Challenge =
Which lines of the records contain "name"? Collect every one of them.

======== Provided data ========

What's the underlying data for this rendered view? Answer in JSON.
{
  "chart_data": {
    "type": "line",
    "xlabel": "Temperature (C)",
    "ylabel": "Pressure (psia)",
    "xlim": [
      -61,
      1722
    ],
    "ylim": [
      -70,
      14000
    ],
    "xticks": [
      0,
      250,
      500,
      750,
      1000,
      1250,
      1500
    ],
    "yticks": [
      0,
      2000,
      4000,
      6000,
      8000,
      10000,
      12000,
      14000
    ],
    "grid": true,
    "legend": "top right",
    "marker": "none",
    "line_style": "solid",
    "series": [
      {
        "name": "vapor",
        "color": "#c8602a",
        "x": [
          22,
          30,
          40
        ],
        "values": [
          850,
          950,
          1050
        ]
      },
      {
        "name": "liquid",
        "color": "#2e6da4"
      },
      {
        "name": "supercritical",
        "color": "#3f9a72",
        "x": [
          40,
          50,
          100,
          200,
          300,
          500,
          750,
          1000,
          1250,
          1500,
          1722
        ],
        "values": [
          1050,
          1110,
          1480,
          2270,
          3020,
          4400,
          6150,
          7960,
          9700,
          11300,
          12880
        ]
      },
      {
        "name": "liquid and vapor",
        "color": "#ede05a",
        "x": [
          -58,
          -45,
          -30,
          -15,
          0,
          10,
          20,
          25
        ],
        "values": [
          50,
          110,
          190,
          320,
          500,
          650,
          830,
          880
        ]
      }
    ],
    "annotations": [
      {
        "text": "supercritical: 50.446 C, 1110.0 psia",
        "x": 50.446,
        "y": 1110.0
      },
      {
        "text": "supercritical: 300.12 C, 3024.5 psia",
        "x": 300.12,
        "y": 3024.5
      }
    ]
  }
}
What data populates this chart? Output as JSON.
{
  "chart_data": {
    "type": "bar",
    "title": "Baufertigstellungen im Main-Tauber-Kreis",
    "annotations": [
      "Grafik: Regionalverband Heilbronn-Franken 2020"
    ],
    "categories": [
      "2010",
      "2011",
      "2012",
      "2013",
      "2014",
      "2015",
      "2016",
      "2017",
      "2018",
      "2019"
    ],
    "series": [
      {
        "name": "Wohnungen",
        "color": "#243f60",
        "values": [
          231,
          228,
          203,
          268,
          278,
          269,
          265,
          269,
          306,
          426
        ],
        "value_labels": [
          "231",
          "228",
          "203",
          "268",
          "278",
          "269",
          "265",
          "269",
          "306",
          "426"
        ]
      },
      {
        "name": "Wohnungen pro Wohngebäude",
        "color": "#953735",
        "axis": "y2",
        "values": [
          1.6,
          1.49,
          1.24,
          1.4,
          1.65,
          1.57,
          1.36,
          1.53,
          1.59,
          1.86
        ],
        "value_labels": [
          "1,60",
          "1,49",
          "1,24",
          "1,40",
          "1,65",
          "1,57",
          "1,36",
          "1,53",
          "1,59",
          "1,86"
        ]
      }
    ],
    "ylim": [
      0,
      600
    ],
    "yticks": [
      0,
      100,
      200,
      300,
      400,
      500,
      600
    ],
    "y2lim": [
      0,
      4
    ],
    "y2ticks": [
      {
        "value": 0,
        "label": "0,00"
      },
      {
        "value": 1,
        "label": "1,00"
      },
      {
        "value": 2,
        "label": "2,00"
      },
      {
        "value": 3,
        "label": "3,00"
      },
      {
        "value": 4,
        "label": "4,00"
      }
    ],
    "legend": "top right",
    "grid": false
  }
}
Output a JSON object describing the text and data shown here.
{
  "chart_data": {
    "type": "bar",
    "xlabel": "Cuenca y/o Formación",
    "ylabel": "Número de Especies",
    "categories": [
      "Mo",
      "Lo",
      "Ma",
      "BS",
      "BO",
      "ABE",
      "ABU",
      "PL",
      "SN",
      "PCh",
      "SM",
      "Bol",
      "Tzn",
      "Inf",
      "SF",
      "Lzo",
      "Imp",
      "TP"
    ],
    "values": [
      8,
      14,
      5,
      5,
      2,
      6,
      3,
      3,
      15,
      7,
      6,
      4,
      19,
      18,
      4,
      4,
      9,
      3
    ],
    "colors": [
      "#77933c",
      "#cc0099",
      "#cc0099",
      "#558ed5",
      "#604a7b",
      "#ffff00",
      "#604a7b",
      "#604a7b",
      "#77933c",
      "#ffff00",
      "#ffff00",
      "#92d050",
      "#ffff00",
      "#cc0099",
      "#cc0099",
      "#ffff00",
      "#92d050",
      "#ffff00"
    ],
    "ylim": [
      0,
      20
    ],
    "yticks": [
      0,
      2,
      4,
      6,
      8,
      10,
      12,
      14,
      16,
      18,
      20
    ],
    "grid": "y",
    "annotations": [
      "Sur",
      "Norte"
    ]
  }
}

========

The output =
        "name": "vapor",
        "name": "liquid",
        "name": "supercritical",
        "name": "liquid and vapor",
        "name": "Wohnungen",
        "name": "Wohnungen pro Wohngebäude",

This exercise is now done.